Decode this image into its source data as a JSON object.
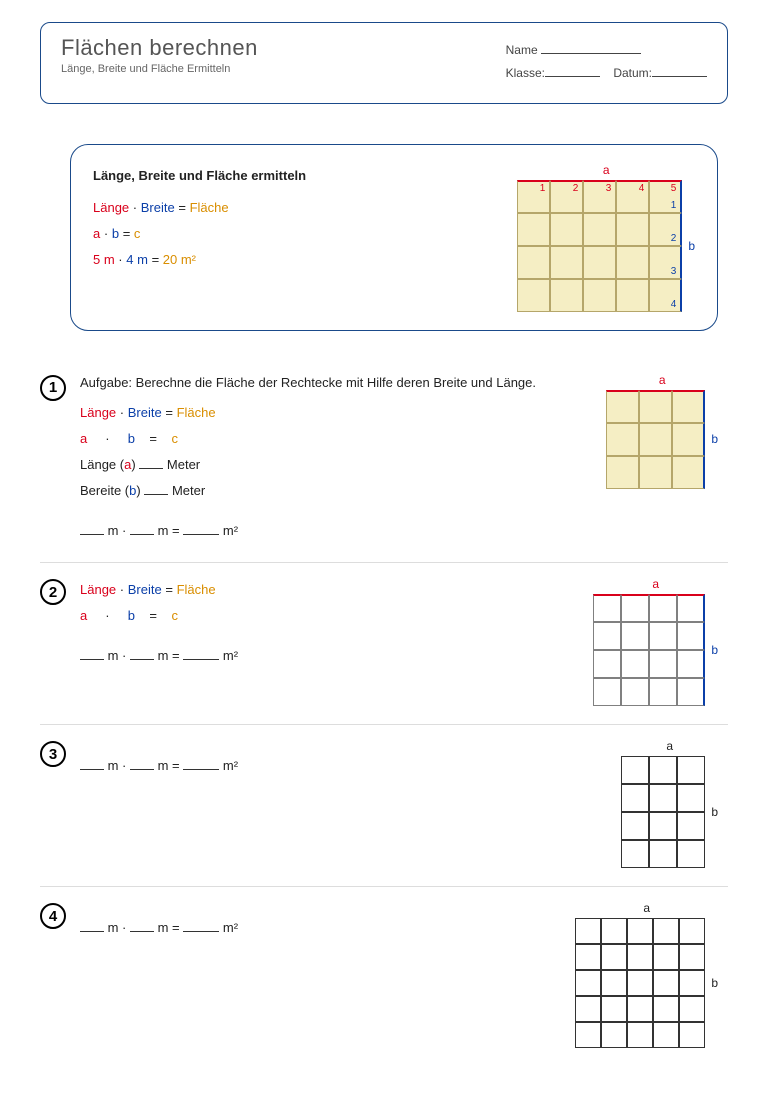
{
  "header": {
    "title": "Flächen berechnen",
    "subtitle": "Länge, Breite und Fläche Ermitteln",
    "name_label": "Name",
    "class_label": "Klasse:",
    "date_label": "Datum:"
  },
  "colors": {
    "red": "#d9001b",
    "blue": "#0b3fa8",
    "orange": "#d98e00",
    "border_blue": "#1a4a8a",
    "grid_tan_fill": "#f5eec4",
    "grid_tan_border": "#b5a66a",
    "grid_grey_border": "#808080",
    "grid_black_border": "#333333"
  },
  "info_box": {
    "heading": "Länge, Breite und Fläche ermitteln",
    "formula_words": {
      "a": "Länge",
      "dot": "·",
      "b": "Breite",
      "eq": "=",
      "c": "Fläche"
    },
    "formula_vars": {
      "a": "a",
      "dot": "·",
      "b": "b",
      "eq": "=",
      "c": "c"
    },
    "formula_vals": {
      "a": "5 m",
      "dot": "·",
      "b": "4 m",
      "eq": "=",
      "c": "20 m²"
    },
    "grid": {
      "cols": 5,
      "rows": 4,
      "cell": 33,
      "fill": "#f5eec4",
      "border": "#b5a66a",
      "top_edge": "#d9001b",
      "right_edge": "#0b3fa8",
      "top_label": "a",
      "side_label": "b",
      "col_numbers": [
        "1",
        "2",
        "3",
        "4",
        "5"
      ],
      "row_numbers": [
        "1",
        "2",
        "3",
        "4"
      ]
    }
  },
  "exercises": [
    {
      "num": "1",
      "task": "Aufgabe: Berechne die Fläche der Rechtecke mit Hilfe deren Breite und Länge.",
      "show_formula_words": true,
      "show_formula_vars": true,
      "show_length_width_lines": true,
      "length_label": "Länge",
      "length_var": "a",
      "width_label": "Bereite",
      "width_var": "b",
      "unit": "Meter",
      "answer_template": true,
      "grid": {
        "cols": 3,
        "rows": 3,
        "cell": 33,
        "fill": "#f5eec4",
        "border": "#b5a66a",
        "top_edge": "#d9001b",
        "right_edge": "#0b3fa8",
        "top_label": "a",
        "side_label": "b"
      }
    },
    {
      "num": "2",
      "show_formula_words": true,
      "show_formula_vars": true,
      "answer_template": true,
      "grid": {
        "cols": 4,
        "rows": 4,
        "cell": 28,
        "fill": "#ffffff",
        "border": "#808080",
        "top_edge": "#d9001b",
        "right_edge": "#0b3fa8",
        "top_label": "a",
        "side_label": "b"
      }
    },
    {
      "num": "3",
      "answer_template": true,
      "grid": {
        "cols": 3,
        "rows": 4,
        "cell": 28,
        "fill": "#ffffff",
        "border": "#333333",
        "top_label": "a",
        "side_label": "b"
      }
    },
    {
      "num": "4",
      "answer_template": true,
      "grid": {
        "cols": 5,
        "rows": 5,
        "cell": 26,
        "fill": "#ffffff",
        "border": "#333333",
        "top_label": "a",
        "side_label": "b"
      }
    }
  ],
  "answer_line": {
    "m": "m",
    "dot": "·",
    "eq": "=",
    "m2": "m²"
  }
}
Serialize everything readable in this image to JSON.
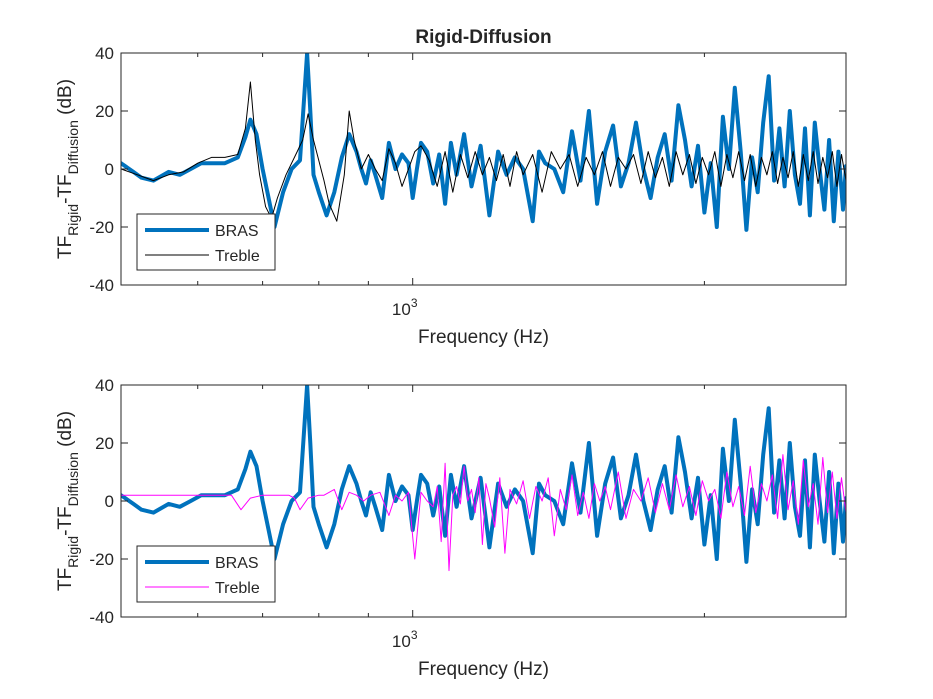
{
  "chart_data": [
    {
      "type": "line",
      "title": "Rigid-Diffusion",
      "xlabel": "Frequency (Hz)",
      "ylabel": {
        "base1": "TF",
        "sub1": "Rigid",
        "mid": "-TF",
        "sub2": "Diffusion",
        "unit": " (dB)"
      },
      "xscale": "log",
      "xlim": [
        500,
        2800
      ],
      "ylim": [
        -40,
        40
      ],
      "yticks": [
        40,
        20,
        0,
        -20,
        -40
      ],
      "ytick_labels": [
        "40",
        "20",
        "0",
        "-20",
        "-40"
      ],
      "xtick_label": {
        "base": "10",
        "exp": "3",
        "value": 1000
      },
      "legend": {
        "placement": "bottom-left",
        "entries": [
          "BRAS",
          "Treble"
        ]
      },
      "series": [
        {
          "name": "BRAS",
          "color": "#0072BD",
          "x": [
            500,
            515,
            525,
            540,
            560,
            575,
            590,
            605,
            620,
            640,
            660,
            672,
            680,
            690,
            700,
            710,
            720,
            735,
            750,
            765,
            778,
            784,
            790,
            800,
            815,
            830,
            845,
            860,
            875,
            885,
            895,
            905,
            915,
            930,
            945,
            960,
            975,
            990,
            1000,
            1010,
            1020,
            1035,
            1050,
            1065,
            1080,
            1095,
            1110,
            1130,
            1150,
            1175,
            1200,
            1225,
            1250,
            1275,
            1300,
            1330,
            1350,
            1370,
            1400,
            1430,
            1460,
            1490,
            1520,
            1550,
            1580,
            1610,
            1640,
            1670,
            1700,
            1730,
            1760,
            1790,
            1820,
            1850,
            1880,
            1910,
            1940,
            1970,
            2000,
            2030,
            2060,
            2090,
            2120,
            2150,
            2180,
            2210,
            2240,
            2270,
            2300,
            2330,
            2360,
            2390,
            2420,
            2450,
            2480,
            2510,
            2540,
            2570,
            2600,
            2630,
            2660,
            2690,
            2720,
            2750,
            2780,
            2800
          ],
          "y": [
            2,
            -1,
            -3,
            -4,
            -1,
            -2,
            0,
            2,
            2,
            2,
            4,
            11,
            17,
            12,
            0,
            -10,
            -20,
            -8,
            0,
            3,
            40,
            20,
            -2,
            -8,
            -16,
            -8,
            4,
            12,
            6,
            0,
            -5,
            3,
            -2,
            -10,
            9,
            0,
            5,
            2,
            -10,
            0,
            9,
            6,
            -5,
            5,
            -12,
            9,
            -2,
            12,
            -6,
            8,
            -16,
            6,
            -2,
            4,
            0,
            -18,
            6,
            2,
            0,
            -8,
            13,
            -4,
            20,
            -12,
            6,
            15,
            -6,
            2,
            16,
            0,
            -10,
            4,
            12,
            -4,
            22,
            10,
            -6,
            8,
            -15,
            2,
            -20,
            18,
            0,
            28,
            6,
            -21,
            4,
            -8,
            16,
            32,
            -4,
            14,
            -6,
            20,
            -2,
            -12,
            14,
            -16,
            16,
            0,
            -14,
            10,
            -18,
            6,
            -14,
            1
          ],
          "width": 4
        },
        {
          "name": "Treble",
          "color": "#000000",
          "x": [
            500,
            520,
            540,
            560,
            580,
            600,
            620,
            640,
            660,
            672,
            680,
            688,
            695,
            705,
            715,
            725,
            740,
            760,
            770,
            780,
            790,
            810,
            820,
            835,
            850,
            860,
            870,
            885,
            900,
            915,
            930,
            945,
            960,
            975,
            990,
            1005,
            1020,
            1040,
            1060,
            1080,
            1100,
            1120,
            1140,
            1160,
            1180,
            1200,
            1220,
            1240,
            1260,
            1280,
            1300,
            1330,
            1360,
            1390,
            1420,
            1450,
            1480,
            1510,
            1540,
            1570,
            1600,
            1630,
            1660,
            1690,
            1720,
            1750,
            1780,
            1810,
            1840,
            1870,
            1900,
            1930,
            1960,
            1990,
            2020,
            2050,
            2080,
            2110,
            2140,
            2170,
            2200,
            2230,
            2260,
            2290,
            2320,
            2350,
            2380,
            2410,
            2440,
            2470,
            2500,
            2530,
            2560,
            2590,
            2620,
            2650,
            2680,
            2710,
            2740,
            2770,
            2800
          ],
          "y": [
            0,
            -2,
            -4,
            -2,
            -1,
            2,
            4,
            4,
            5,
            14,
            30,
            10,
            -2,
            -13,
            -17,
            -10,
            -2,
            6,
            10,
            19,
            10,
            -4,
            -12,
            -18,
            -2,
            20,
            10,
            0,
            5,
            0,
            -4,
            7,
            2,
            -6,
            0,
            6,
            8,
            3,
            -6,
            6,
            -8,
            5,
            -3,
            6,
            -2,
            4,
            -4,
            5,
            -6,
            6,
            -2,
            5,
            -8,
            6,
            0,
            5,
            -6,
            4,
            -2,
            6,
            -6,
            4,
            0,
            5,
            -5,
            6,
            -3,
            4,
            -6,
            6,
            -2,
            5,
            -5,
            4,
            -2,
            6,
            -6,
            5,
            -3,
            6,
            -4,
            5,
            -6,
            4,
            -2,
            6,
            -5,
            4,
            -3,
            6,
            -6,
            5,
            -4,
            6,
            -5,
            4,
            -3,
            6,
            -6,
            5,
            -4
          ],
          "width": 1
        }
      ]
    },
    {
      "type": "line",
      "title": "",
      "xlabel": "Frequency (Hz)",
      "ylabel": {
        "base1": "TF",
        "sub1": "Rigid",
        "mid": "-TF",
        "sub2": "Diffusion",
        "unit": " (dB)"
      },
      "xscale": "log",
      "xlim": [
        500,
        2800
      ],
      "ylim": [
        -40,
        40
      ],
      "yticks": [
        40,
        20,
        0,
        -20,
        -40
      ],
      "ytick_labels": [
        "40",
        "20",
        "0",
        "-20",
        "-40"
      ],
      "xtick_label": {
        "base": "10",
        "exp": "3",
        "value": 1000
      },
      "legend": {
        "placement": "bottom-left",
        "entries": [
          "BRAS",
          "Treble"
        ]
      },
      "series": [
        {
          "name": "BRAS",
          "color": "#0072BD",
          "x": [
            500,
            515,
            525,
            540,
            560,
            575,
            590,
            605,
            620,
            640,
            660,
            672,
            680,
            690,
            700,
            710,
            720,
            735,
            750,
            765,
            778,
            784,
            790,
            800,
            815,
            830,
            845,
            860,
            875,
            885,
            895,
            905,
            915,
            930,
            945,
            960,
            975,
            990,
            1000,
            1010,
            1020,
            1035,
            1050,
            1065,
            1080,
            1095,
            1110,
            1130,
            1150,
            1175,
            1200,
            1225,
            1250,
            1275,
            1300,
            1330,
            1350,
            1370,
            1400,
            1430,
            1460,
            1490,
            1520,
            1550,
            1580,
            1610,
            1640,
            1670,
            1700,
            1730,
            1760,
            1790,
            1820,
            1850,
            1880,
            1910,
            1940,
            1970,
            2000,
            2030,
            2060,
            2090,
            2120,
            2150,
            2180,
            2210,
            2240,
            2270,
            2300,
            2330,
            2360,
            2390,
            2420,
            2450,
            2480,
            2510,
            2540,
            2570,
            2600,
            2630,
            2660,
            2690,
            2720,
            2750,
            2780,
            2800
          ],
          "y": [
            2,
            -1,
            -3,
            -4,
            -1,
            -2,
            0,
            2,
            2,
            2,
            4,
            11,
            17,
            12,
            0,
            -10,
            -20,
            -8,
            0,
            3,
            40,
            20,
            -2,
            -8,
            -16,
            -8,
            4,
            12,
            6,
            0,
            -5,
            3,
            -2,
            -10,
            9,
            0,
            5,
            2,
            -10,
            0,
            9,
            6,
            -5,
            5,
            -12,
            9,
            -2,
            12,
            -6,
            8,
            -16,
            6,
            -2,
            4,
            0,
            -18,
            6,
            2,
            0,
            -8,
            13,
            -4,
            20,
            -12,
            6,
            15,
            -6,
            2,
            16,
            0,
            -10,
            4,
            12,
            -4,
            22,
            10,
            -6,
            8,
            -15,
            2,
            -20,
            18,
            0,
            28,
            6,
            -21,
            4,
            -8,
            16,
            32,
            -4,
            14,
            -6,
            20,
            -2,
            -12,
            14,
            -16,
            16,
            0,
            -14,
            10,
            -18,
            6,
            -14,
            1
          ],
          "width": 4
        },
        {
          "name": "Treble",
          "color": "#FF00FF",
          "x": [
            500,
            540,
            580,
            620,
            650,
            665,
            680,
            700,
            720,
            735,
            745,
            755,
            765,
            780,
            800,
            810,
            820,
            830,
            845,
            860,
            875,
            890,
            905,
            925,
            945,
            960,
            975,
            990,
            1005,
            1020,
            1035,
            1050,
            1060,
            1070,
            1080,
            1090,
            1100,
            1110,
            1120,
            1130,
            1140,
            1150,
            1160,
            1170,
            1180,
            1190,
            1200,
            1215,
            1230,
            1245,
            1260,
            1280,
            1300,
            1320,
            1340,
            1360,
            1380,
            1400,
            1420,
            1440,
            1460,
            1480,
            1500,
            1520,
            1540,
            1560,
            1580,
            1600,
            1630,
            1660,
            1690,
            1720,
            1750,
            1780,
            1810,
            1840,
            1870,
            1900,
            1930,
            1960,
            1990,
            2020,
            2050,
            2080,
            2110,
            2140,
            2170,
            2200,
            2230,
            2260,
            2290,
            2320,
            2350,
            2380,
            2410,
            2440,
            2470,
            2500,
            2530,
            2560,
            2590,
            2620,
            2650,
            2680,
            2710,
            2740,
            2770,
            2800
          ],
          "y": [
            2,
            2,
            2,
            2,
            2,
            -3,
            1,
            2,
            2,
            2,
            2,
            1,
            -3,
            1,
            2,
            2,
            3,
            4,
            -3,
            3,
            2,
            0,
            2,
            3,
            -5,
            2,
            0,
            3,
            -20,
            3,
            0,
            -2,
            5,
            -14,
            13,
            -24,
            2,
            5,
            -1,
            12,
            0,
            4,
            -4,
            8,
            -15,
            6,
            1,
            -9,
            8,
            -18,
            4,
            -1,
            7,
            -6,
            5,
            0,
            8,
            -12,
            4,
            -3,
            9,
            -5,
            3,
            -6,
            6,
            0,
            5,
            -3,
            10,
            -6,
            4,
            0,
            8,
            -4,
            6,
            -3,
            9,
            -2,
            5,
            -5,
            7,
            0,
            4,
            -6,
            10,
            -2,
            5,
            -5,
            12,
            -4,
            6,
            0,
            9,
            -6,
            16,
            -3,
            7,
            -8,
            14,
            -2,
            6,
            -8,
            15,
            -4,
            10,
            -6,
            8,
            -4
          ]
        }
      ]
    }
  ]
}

+ + + +

Copy out every line of the listing that includes the string "Breite".

    "subtitle": "Länge, Breite und Fläche Ermitteln",
    "heading": "Länge, Breite und Fläche ermitteln",
      "b": "Breite",
      "task": "Aufgabe: Berechne die Fläche der Rechtecke mit Hilfe deren Breite und Länge.",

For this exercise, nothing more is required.